◆ What is required ◆
Give only the number of lines that include the string "общественно".

◆ Dataset items ◆
** Start **
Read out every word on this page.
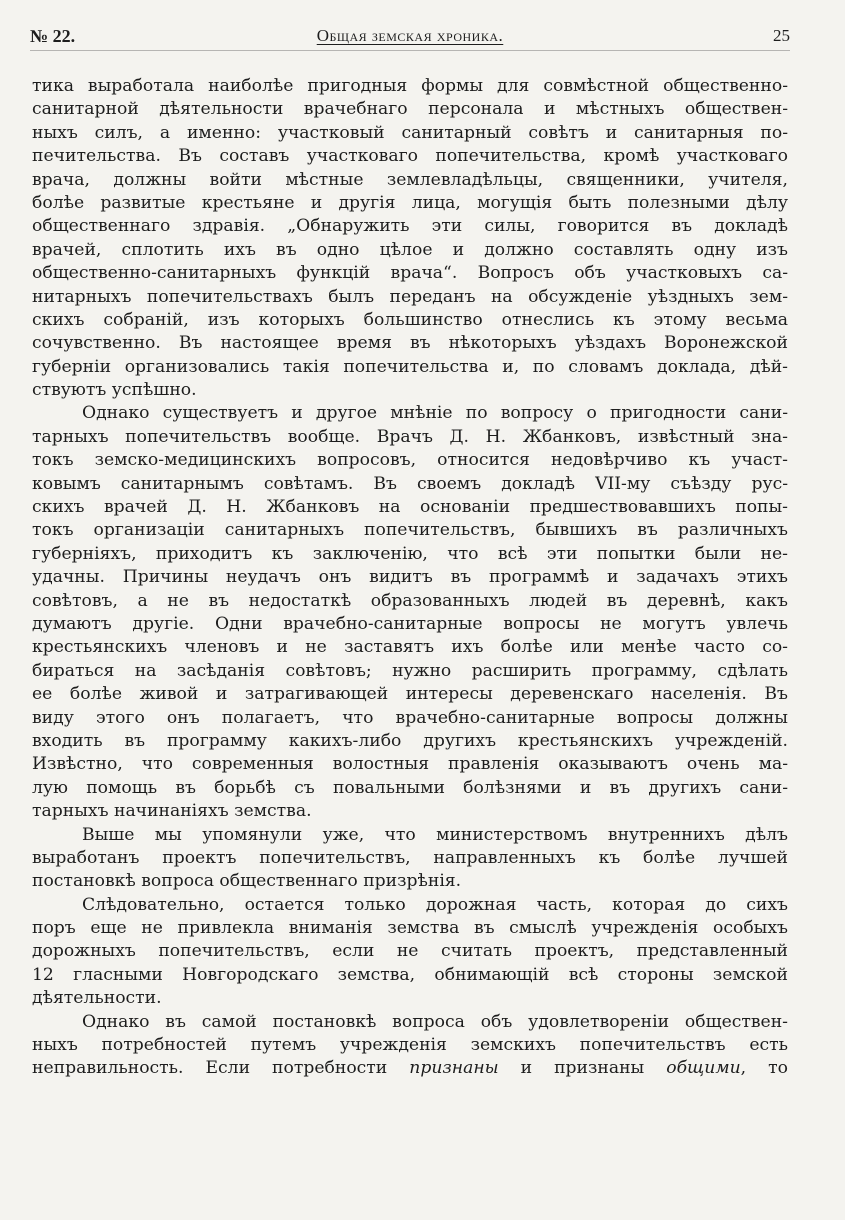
№ 22.	Общая земская хроника.	25
тика выработала наиболѣе пригодныя формы для совмѣстной общественно-
санитарной дѣятельности врачебнаго персонала и мѣстныхъ обществен-
ныхъ силъ, а именно: участковый санитарный совѣтъ и санитарныя по-
печительства. Въ составъ участковаго попечительства, кромѣ участковаго
врача, должны войти мѣстные землевладѣльцы, священники, учителя,
болѣе развитые крестьяне и другія лица, могущія быть полезными дѣлу
общественнаго здравія. „Обнаружить эти силы, говорится въ докладѣ
врачей, сплотить ихъ въ одно цѣлое и должно составлять одну изъ
общественно-санитарныхъ функцій врача“. Вопросъ объ участковыхъ са-
нитарныхъ попечительствахъ былъ переданъ на обсужденіе уѣздныхъ зем-
скихъ собраній, изъ которыхъ большинство отнеслись къ этому весьма
сочувственно. Въ настоящее время въ нѣкоторыхъ уѣздахъ Воронежской
губерніи организовались такія попечительства и, по словамъ доклада, дѣй-
ствуютъ успѣшно.
Однако существуетъ и другое мнѣніе по вопросу о пригодности сани-
тарныхъ попечительствъ вообще. Врачъ Д. Н. Жбанковъ, извѣстный зна-
токъ земско-медицинскихъ вопросовъ, относится недовѣрчиво къ участ-
ковымъ санитарнымъ совѣтамъ. Въ своемъ докладѣ VII-му съѣзду рус-
скихъ врачей Д. Н. Жбанковъ на основаніи предшествовавшихъ попы-
токъ организаціи санитарныхъ попечительствъ, бывшихъ въ различныхъ
губерніяхъ, приходитъ къ заключенію, что всѣ эти попытки были не-
удачны. Причины неудачъ онъ видитъ въ программѣ и задачахъ этихъ
совѣтовъ, а не въ недостаткѣ образованныхъ людей въ деревнѣ, какъ
думаютъ другіе. Одни врачебно-санитарные вопросы не могутъ увлечь
крестьянскихъ членовъ и не заставятъ ихъ болѣе или менѣе часто со-
бираться на засѣданія совѣтовъ; нужно расширить программу, сдѣлать
ее болѣе живой и затрагивающей интересы деревенскаго населенія. Въ
виду этого онъ полагаетъ, что врачебно-санитарные вопросы должны
входить въ программу какихъ-либо другихъ крестьянскихъ учрежденій.
Извѣстно, что современныя волостныя правленія оказываютъ очень ма-
лую помощь въ борьбѣ съ повальными болѣзнями и въ другихъ сани-
тарныхъ начинаніяхъ земства.
Выше мы упомянули уже, что министерствомъ внутреннихъ дѣлъ
выработанъ проектъ попечительствъ, направленныхъ къ болѣе лучшей
постановкѣ вопроса общественнаго призрѣнія.
Слѣдовательно, остается только дорожная часть, которая до сихъ
поръ еще не привлекла вниманія земства въ смыслѣ учрежденія особыхъ
дорожныхъ попечительствъ, если не считать проектъ, представленный
12 гласными Новгородскаго земства, обнимающій всѣ стороны земской
дѣятельности.
Однако въ самой постановкѣ вопроса объ удовлетвореніи обществен-
ныхъ потребностей путемъ учрежденія земскихъ попечительствъ есть
неправильность. Если потребности признаны и признаны общими, то
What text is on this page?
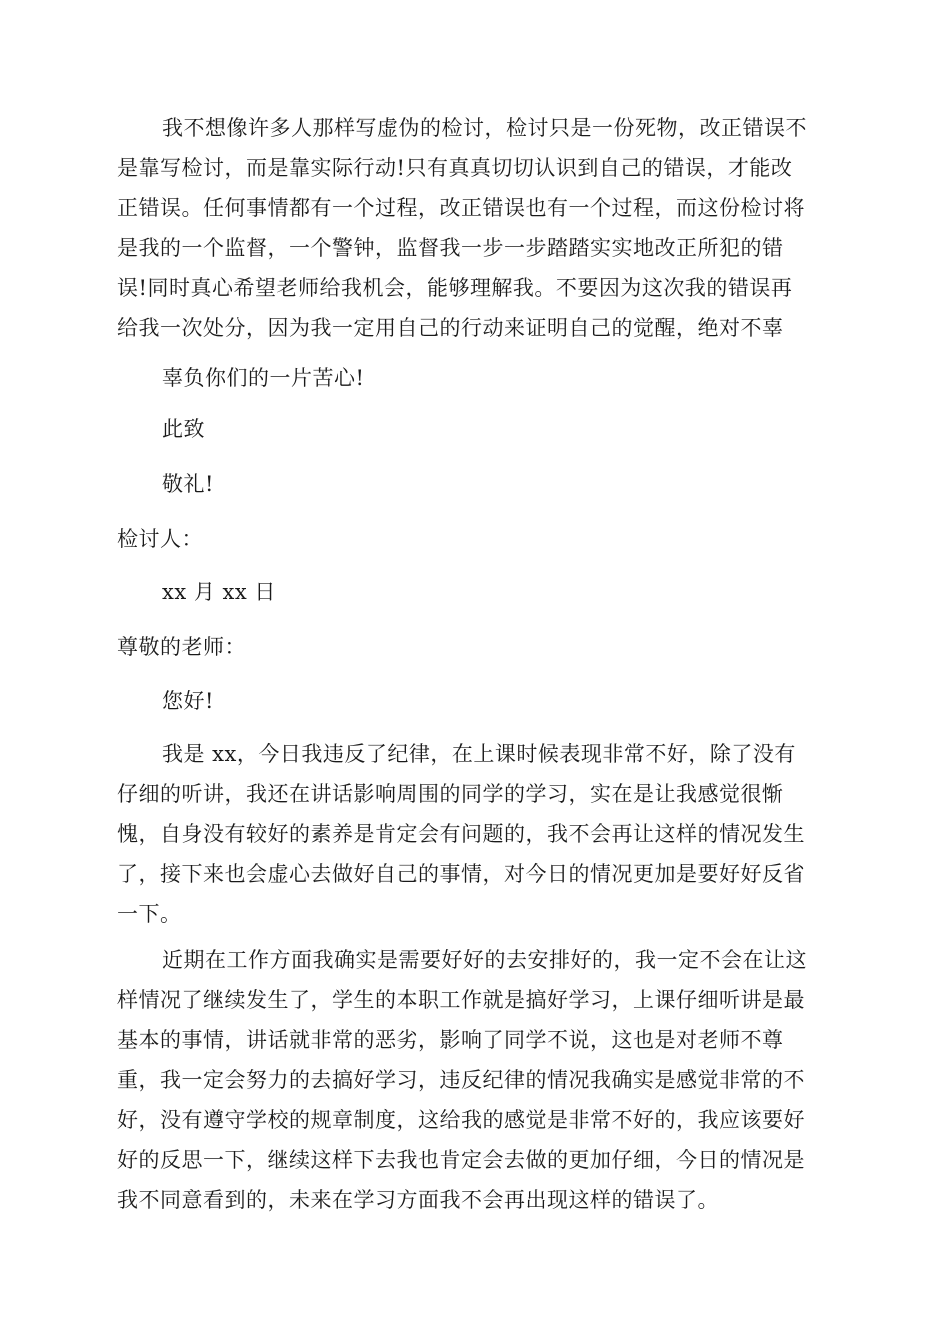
我不想像许多人那样写虚伪的检讨，检讨只是一份死物，改正错误不
是靠写检讨，而是靠实际行动!只有真真切切认识到自己的错误，才能改
正错误。任何事情都有一个过程，改正错误也有一个过程，而这份检讨将
是我的一个监督，一个警钟，监督我一步一步踏踏实实地改正所犯的错
误!同时真心希望老师给我机会，能够理解我。不要因为这次我的错误再
给我一次处分，因为我一定用自己的行动来证明自己的觉醒，绝对不辜
辜负你们的一片苦心!
此致
敬礼!
检讨人：
xx 月 xx 日
尊敬的老师：
您好!
我是 xx，今日我违反了纪律，在上课时候表现非常不好，除了没有
仔细的听讲，我还在讲话影响周围的同学的学习，实在是让我感觉很惭
愧，自身没有较好的素养是肯定会有问题的，我不会再让这样的情况发生
了，接下来也会虚心去做好自己的事情，对今日的情况更加是要好好反省
一下。
近期在工作方面我确实是需要好好的去安排好的，我一定不会在让这
样情况了继续发生了，学生的本职工作就是搞好学习，上课仔细听讲是最
基本的事情，讲话就非常的恶劣，影响了同学不说，这也是对老师不尊
重，我一定会努力的去搞好学习，违反纪律的情况我确实是感觉非常的不
好，没有遵守学校的规章制度，这给我的感觉是非常不好的，我应该要好
好的反思一下，继续这样下去我也肯定会去做的更加仔细，今日的情况是
我不同意看到的，未来在学习方面我不会再出现这样的错误了。
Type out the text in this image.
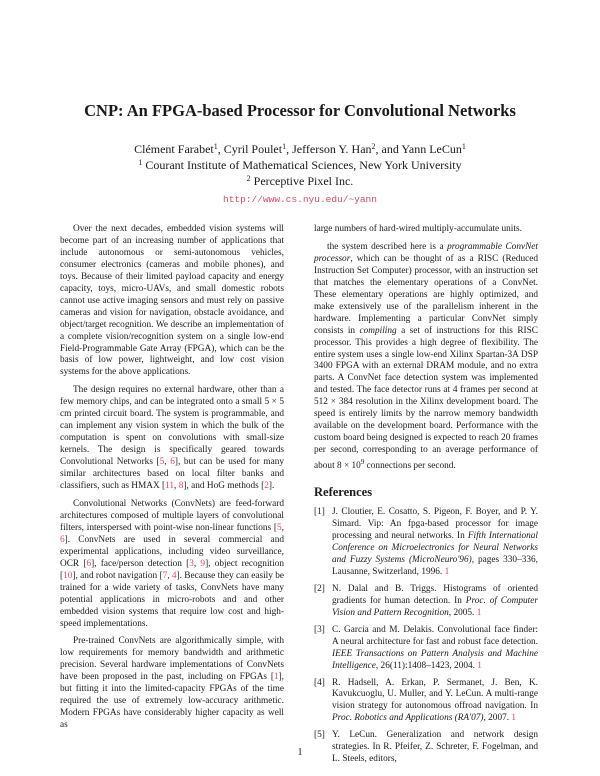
CNP: An FPGA-based Processor for Convolutional Networks
Clément Farabet$^1$, Cyril Poulet$^1$, Jefferson Y. Han$^2$, and Yann LeCun$^1$
$^1$ Courant Institute of Mathematical Sciences, New York University
$^2$ Perceptive Pixel Inc.
http://www.cs.nyu.edu/~yann

Over the next decades, embedded vision systems will become part of an increasing number of applications that include autonomous or semi-autonomous vehicles, consumer electronics (cameras and mobile phones), and toys. Because of their limited payload capacity and energy capacity, toys, micro-UAVs, and small domestic robots cannot use active imaging sensors and must rely on passive cameras and vision for navigation, obstacle avoidance, and object/target recognition. We describe an implementation of a complete vision/recognition system on a single low-end Field-Programmable Gate Array (FPGA), which can be the basis of low power, lightweight, and low cost vision systems for the above applications.

The design requires no external hardware, other than a few memory chips, and can be integrated onto a small 5 × 5 cm printed circuit board. The system is programmable, and can implement any vision system in which the bulk of the computation is spent on convolutions with small-size kernels. The design is specifically geared towards Convolutional Networks [5, 6], but can be used for many similar architectures based on local filter banks and classifiers, such as HMAX [11, 8], and HoG methods [2].

Convolutional Networks (ConvNets) are feed-forward architectures composed of multiple layers of convolutional filters, interspersed with point-wise non-linear functions [5, 6]. ConvNets are used in several commercial and experimental applications, including video surveillance, OCR [6], face/person detection [3, 9], object recognition [10], and robot navigation [7, 4]. Because they can easily be trained for a wide variety of tasks, ConvNets have many potential applications in micro-robots and and other embedded vision systems that require low cost and high-speed implementations.

Pre-trained ConvNets are algorithmically simple, with low requirements for memory bandwidth and arithmetic precision. Several hardware implementations of ConvNets have been proposed in the past, including on FPGAs [1], but fitting it into the limited-capacity FPGAs of the time required the use of extremely low-accuracy arithmetic. Modern FPGAs have considerably higher capacity as well as

large numbers of hard-wired multiply-accumulate units.

the system described here is a programmable ConvNet processor, which can be thought of as a RISC (Reduced Instruction Set Computer) processor, with an instruction set that matches the elementary operations of a ConvNet. These elementary operations are highly optimized, and make extensively use of the parallelism inherent in the hardware. Implementing a particular ConvNet simply consists in compiling a set of instructions for this RISC processor. This provides a high degree of flexibility. The entire system uses a single low-end Xilinx Spartan-3A DSP 3400 FPGA with an external DRAM module, and no extra parts. A ConvNet face detection system was implemented and tested. The face detector runs at 4 frames per second at 512 × 384 resolution in the Xilinx development board. The speed is entirely limits by the narrow memory bandwidth available on the development board. Performance with the custom board being designed is expected to reach 20 frames per second, corresponding to an average performance of about $8 \times 10^9$ connections per second.

References
[1] J. Cloutier, E. Cosatto, S. Pigeon, F. Boyer, and P. Y. Simard. Vip: An fpga-based processor for image processing and neural networks. In Fifth International Conference on Microelectronics for Neural Networks and Fuzzy Systems (MicroNeuro'96), pages 330–336, Lausanne, Switzerland, 1996. 1
[2] N. Dalal and B. Triggs. Histograms of oriented gradients for human detection. In Proc. of Computer Vision and Pattern Recognition, 2005. 1
[3] C. Garcia and M. Delakis. Convolutional face finder: A neural architecture for fast and robust face detection. IEEE Transactions on Pattern Analysis and Machine Intelligence, 26(11):1408–1423, 2004. 1
[4] R. Hadsell, A. Erkan, P. Sermanet, J. Ben, K. Kavukcuoglu, U. Muller, and Y. LeCun. A multi-range vision strategy for autonomous offroad navigation. In Proc. Robotics and Applications (RA'07), 2007. 1
[5] Y. LeCun. Generalization and network design strategies. In R. Pfeifer, Z. Schreter, F. Fogelman, and L. Steels, editors,
1
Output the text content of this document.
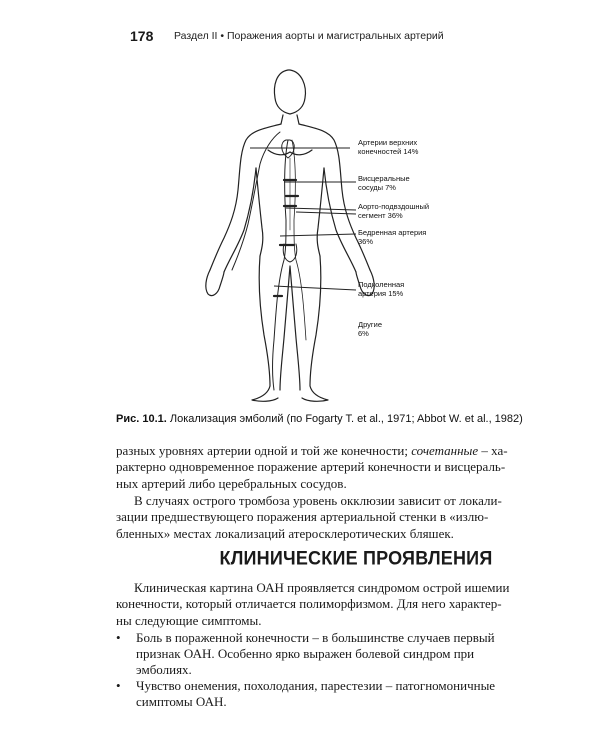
178 Раздел II • Поражения аорты и магистральных артерий
Артерии верхних
конечностей 14%
Висцеральные
сосуды 7%
Аорто-подвздошный
сегмент 36%
Бедренная артерия
36%
Подколенная
артерия 15%
Другие
6%
Рис. 10.1. Локализация эмболий (по Fogarty T. et al., 1971; Abbot W. et al., 1982)
разных уровнях артерии одной и той же конечности; сочетанные – ха-
рактерно одновременное поражение артерий конечности и висцераль-
ных артерий либо церебральных сосудов.
В случаях острого тромбоза уровень окклюзии зависит от локали-
зации предшествующего поражения артериальной стенки в «излю-
бленных» местах локализаций атеросклеротических бляшек.
КЛИНИЧЕСКИЕ ПРОЯВЛЕНИЯ
Клиническая картина ОАН проявляется синдромом острой ишемии
конечности, который отличается полиморфизмом. Для него характер-
ны следующие симптомы.
• Боль в пораженной конечности – в большинстве случаев первый
признак ОАН. Особенно ярко выражен болевой синдром при
эмболиях.
• Чувство онемения, похолодания, парестезии – патогномоничные
симптомы ОАН.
** End **
◆ Answer to the task ◆
2